Data extracted from a collection:
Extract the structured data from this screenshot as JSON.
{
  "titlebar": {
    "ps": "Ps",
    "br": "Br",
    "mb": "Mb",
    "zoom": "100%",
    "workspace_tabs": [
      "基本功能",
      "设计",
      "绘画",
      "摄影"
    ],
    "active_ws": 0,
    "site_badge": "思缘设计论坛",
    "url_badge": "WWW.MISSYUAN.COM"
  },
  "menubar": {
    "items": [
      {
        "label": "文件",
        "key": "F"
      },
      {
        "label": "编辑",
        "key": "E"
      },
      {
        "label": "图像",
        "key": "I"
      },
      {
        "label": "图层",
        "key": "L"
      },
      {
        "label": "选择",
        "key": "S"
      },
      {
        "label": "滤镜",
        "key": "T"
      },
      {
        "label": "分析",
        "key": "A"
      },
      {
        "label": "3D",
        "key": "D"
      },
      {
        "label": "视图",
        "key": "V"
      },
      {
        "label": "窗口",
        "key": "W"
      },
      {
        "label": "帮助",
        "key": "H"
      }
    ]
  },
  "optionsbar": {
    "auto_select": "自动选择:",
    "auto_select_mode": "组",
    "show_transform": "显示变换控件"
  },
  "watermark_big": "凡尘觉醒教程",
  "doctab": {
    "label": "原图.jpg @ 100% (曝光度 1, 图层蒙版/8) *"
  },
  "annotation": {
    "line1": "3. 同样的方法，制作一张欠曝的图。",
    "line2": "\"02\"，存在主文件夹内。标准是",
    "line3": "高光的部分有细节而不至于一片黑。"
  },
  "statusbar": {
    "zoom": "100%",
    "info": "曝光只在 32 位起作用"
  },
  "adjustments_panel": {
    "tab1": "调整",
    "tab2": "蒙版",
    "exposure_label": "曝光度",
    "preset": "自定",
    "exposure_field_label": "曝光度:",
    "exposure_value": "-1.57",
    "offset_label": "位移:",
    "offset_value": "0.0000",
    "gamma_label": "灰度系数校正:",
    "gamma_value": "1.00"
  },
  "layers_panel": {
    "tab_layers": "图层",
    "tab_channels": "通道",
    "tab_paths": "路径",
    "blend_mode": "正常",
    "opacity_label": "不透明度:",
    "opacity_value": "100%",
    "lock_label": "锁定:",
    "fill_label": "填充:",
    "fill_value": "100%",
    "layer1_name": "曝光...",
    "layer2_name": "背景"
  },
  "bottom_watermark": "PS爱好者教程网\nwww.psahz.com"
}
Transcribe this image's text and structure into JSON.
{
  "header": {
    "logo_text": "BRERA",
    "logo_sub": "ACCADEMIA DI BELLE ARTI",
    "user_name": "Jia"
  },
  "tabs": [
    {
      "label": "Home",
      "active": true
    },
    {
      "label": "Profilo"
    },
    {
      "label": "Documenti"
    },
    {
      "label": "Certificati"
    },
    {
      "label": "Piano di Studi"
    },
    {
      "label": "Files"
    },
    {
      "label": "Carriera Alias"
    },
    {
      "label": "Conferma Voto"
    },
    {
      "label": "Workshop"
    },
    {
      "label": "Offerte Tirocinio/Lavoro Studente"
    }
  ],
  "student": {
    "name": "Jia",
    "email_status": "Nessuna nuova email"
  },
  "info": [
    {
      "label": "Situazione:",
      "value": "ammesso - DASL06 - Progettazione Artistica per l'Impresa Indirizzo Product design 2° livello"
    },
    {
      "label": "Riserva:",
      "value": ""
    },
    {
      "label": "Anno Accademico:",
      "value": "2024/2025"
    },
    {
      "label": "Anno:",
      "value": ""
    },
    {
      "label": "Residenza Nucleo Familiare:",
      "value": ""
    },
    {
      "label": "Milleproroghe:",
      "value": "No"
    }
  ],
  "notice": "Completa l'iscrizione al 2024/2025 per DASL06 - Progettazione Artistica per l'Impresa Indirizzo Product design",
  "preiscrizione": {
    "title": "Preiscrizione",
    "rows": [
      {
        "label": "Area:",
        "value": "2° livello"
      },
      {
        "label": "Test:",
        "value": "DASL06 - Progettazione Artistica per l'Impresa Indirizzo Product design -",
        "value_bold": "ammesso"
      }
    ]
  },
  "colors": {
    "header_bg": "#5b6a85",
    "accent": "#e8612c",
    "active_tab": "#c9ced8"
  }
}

• WHAT THIS TASK INVOLVES
Using the records above, pull out each line where the word "Progettazione" occurs.

• TASK RESULT
      "value": "ammesso - DASL06 - Progettazione Artistica per l'Impresa Indirizzo Product design 2° livello"
  "notice": "Completa l'iscrizione al 2024/2025 per DASL06 - Progettazione Artistica per l'Impresa Indirizzo Product design",
        "value": "DASL06 - Progettazione Artistica per l'Impresa Indirizzo Product design -",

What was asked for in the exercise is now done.